The input:
** begin **

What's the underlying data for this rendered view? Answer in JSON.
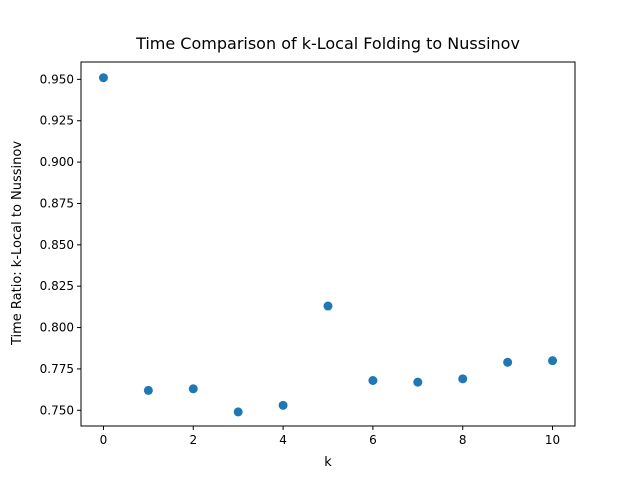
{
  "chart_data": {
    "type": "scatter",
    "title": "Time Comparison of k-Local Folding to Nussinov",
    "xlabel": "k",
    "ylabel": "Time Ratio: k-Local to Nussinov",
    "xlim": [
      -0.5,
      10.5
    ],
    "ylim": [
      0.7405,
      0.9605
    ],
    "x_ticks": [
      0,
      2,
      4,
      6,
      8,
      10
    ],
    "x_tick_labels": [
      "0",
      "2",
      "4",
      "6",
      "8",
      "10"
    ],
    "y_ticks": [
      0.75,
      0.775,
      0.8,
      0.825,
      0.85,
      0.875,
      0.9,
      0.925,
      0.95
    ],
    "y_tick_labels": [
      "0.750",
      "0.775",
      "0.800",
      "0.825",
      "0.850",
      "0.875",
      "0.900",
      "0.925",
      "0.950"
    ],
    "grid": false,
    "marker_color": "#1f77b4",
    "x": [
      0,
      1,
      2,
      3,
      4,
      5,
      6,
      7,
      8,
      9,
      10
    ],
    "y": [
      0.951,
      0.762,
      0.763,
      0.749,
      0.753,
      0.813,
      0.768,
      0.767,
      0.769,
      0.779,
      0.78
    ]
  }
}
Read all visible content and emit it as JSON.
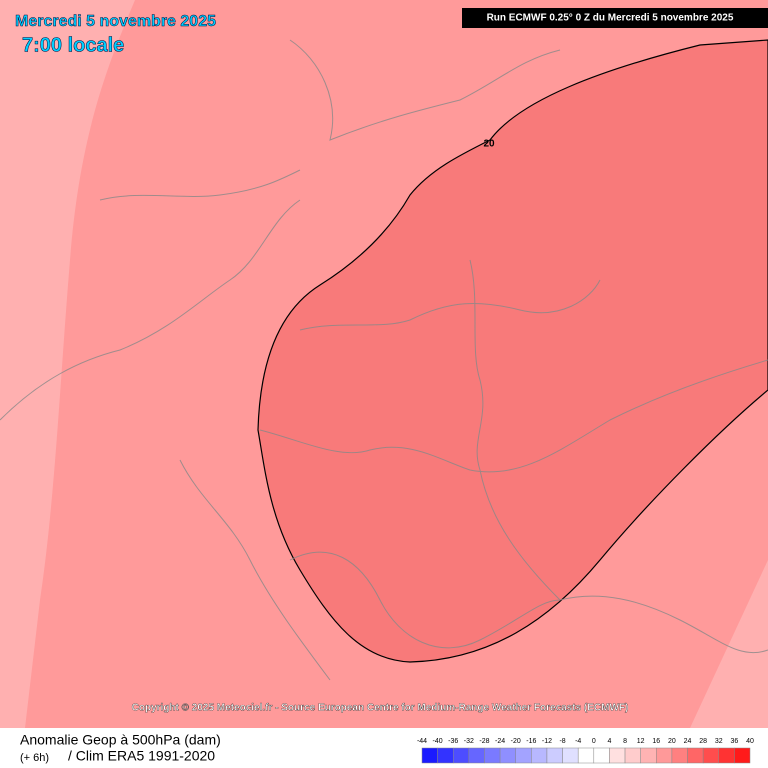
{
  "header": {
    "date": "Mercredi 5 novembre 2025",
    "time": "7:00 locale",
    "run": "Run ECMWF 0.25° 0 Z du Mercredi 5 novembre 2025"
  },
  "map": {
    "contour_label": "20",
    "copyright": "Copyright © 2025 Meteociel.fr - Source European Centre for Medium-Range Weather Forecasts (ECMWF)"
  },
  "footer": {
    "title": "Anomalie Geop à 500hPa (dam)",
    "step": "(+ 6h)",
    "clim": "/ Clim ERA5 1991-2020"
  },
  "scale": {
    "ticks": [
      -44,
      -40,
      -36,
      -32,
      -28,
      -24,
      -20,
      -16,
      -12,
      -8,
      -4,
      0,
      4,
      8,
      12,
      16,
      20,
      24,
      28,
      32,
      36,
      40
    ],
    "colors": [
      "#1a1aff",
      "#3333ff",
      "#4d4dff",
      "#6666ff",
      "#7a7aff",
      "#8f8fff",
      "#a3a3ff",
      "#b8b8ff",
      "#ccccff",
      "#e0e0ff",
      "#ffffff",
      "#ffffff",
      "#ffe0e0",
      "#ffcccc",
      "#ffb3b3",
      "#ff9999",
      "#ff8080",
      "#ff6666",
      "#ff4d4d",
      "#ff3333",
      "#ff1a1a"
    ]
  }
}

** end **

What you should do:
Reproduce the full listing above verbatim, with no pictures included.

Exercise solution:
What's the underlying data for this rendered view? Answer in JSON.
{
  "chart_data": {
    "type": "scatter",
    "title": "Time Comparison of k-Local Folding to Nussinov",
    "xlabel": "k",
    "ylabel": "Time Ratio: k-Local to Nussinov",
    "xlim": [
      -0.5,
      10.5
    ],
    "ylim": [
      0.7405,
      0.9605
    ],
    "x_ticks": [
      0,
      2,
      4,
      6,
      8,
      10
    ],
    "x_tick_labels": [
      "0",
      "2",
      "4",
      "6",
      "8",
      "10"
    ],
    "y_ticks": [
      0.75,
      0.775,
      0.8,
      0.825,
      0.85,
      0.875,
      0.9,
      0.925,
      0.95
    ],
    "y_tick_labels": [
      "0.750",
      "0.775",
      "0.800",
      "0.825",
      "0.850",
      "0.875",
      "0.900",
      "0.925",
      "0.950"
    ],
    "grid": false,
    "marker_color": "#1f77b4",
    "x": [
      0,
      1,
      2,
      3,
      4,
      5,
      6,
      7,
      8,
      9,
      10
    ],
    "y": [
      0.951,
      0.762,
      0.763,
      0.749,
      0.753,
      0.813,
      0.768,
      0.767,
      0.769,
      0.779,
      0.78
    ]
  }
}
Read all visible content and emit it as JSON.
{
  "header": {
    "date": "Mercredi 5 novembre 2025",
    "time": "7:00 locale",
    "run": "Run ECMWF 0.25° 0 Z du Mercredi 5 novembre 2025"
  },
  "map": {
    "contour_label": "20",
    "copyright": "Copyright © 2025 Meteociel.fr - Source European Centre for Medium-Range Weather Forecasts (ECMWF)"
  },
  "footer": {
    "title": "Anomalie Geop à 500hPa (dam)",
    "step": "(+ 6h)",
    "clim": "/ Clim ERA5 1991-2020"
  },
  "scale": {
    "ticks": [
      -44,
      -40,
      -36,
      -32,
      -28,
      -24,
      -20,
      -16,
      -12,
      -8,
      -4,
      0,
      4,
      8,
      12,
      16,
      20,
      24,
      28,
      32,
      36,
      40
    ],
    "colors": [
      "#1a1aff",
      "#3333ff",
      "#4d4dff",
      "#6666ff",
      "#7a7aff",
      "#8f8fff",
      "#a3a3ff",
      "#b8b8ff",
      "#ccccff",
      "#e0e0ff",
      "#ffffff",
      "#ffffff",
      "#ffe0e0",
      "#ffcccc",
      "#ffb3b3",
      "#ff9999",
      "#ff8080",
      "#ff6666",
      "#ff4d4d",
      "#ff3333",
      "#ff1a1a"
    ]
  }
}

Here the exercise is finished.